==== Input rows

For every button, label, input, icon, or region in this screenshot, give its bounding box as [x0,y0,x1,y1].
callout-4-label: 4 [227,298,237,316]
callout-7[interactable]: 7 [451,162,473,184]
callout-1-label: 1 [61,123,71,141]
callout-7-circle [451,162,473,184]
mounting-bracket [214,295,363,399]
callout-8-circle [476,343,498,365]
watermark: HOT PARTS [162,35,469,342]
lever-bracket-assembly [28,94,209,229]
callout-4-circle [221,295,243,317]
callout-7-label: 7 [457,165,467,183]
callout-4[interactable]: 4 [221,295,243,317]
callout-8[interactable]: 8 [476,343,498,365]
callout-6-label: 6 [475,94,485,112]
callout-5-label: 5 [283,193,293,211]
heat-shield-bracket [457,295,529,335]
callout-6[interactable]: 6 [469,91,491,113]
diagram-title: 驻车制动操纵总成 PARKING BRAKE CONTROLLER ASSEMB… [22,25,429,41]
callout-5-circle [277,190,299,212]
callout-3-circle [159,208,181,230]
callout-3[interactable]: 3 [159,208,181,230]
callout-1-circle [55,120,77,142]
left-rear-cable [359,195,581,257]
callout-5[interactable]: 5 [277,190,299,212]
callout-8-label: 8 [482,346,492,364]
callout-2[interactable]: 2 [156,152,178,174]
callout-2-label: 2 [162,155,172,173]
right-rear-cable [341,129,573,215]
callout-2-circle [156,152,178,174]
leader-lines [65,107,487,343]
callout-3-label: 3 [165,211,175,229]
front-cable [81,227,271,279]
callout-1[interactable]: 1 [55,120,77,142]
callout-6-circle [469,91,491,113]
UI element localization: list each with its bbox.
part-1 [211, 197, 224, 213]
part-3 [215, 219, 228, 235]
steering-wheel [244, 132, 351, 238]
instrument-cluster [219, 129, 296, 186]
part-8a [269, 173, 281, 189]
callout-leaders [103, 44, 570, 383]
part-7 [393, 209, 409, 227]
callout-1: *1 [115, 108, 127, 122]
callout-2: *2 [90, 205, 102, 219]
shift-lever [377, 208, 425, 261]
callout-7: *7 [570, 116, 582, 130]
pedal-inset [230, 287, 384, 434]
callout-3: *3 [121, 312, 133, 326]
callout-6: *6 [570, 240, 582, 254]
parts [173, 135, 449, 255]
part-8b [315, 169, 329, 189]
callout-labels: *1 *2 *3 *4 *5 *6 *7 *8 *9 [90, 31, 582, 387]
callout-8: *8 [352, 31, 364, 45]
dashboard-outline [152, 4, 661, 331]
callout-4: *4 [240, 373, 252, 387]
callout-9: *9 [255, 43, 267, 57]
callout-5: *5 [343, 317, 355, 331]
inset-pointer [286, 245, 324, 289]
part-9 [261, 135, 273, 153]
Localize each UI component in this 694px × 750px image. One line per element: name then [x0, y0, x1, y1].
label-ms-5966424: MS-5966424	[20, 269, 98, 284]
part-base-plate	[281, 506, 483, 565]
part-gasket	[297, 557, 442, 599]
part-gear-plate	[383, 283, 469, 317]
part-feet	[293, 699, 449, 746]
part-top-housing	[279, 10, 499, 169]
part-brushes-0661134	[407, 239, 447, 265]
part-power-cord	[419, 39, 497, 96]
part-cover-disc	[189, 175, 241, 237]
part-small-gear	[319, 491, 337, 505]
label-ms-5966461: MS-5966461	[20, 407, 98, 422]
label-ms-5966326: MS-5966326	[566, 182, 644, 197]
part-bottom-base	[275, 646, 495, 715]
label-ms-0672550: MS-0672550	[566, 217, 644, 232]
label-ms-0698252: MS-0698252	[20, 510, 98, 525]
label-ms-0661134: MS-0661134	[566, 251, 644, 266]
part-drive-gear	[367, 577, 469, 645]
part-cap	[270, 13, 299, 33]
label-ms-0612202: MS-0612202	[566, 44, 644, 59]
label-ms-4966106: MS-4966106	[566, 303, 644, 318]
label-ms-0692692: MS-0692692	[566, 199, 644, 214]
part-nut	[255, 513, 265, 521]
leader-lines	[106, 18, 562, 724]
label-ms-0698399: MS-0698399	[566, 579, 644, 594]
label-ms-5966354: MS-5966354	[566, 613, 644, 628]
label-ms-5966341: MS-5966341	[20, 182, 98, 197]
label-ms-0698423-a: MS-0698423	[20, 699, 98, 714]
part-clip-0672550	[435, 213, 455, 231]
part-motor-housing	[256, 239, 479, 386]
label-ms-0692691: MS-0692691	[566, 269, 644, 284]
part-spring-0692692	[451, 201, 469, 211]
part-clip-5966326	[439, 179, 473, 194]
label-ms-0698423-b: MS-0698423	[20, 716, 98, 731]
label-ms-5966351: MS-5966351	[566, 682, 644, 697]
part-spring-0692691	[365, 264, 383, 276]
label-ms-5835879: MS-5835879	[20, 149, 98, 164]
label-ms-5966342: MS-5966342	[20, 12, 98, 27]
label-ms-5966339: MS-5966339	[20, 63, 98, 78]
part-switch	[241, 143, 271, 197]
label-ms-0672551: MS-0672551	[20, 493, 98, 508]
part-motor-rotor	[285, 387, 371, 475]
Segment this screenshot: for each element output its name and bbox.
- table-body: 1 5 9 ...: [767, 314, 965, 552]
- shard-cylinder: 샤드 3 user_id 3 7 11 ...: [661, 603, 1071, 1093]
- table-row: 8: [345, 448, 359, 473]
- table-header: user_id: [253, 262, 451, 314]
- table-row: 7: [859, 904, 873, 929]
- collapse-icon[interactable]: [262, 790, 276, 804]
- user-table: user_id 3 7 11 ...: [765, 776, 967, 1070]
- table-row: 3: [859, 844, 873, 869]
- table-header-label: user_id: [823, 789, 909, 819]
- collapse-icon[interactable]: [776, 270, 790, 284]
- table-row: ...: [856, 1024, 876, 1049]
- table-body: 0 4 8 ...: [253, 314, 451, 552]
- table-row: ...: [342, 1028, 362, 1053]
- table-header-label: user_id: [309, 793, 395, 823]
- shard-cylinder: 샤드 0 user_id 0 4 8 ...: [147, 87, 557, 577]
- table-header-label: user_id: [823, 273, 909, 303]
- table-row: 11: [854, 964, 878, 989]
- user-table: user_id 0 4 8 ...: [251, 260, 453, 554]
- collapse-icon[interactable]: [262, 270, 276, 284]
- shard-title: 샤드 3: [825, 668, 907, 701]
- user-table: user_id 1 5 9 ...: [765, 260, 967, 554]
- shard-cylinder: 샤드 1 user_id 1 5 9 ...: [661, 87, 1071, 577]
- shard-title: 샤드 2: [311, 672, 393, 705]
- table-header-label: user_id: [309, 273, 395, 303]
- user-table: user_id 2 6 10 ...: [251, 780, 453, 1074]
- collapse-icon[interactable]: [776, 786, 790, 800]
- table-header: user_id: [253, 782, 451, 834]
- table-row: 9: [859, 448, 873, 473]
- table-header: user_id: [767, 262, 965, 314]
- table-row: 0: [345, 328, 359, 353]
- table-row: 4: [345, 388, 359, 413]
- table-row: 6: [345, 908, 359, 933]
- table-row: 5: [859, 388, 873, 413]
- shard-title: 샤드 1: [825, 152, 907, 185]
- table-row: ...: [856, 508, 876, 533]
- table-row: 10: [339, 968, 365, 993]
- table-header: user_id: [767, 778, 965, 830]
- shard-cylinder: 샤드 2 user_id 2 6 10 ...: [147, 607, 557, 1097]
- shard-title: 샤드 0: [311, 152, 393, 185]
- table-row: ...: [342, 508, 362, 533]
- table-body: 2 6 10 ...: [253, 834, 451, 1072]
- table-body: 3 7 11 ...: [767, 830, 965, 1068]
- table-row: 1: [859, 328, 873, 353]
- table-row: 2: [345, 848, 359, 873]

========

Give as a JSON list of strings the lines starting with the first line and going on through the line with "part-8b [315, 169, 329, 189]", one string per line and blank lines left out.

■ **Task result**:
[
  "For every button, label, input, icon, or region in this screenshot, give its bounding box as [x0,y0,x1,y1].",
  "callout-4-label: 4 [227,298,237,316]",
  "callout-7[interactable]: 7 [451,162,473,184]",
  "callout-1-label: 1 [61,123,71,141]",
  "callout-7-circle [451,162,473,184]",
  "mounting-bracket [214,295,363,399]",
  "callout-8-circle [476,343,498,365]",
  "watermark: HOT PARTS [162,35,469,342]",
  "lever-bracket-assembly [28,94,209,229]",
  "callout-4-circle [221,295,243,317]",
  "callout-7-label: 7 [457,165,467,183]",
  "callout-4[interactable]: 4 [221,295,243,317]",
  "callout-8[interactable]: 8 [476,343,498,365]",
  "callout-6-label: 6 [475,94,485,112]",
  "callout-5-label: 5 [283,193,293,211]",
  "heat-shield-bracket [457,295,529,335]",
  "callout-6[interactable]: 6 [469,91,491,113]",
  "diagram-title: 驻车制动操纵总成 PARKING BRAKE CONTROLLER ASSEMB… [22,25,429,41]",
  "callout-5-circle [277,190,299,212]",
  "callout-3-circle [159,208,181,230]",
  "callout-3[interactable]: 3 [159,208,181,230]",
  "callout-1-circle [55,120,77,142]",
  "left-rear-cable [359,195,581,257]",
  "callout-5[interactable]: 5 [277,190,299,212]",
  "callout-8-label: 8 [482,346,492,364]",
  "callout-2[interactable]: 2 [156,152,178,174]",
  "callout-2-label: 2 [162,155,172,173]",
  "right-rear-cable [341,129,573,215]",
  "callout-2-circle [156,152,178,174]",
  "leader-lines [65,107,487,343]",
  "callout-3-label: 3 [165,211,175,229]",
  "front-cable [81,227,271,279]",
  "callout-1[interactable]: 1 [55,120,77,142]",
  "callout-6-circle [469,91,491,113]",
  "UI element localization: list each with its bbox.",
  "part-1 [211, 197, 224, 213]",
  "part-3 [215, 219, 228, 235]",
  "steering-wheel [244, 132, 351, 238]",
  "instrument-cluster [219, 129, 296, 186]",
  "part-8a [269, 173, 281, 189]",
  "callout-leaders [103, 44, 570, 383]",
  "part-7 [393, 209, 409, 227]",
  "callout-1: *1 [115, 108, 127, 122]",
  "callout-2: *2 [90, 205, 102, 219]",
  "shift-lever [377, 208, 425, 261]",
  "callout-7: *7 [570, 116, 582, 130]",
  "pedal-inset [230, 287, 384, 434]",
  "callout-3: *3 [121, 312, 133, 326]",
  "callout-6: *6 [570, 240, 582, 254]",
  "parts [173, 135, 449, 255]",
  "part-8b [315, 169, 329, 189]"
]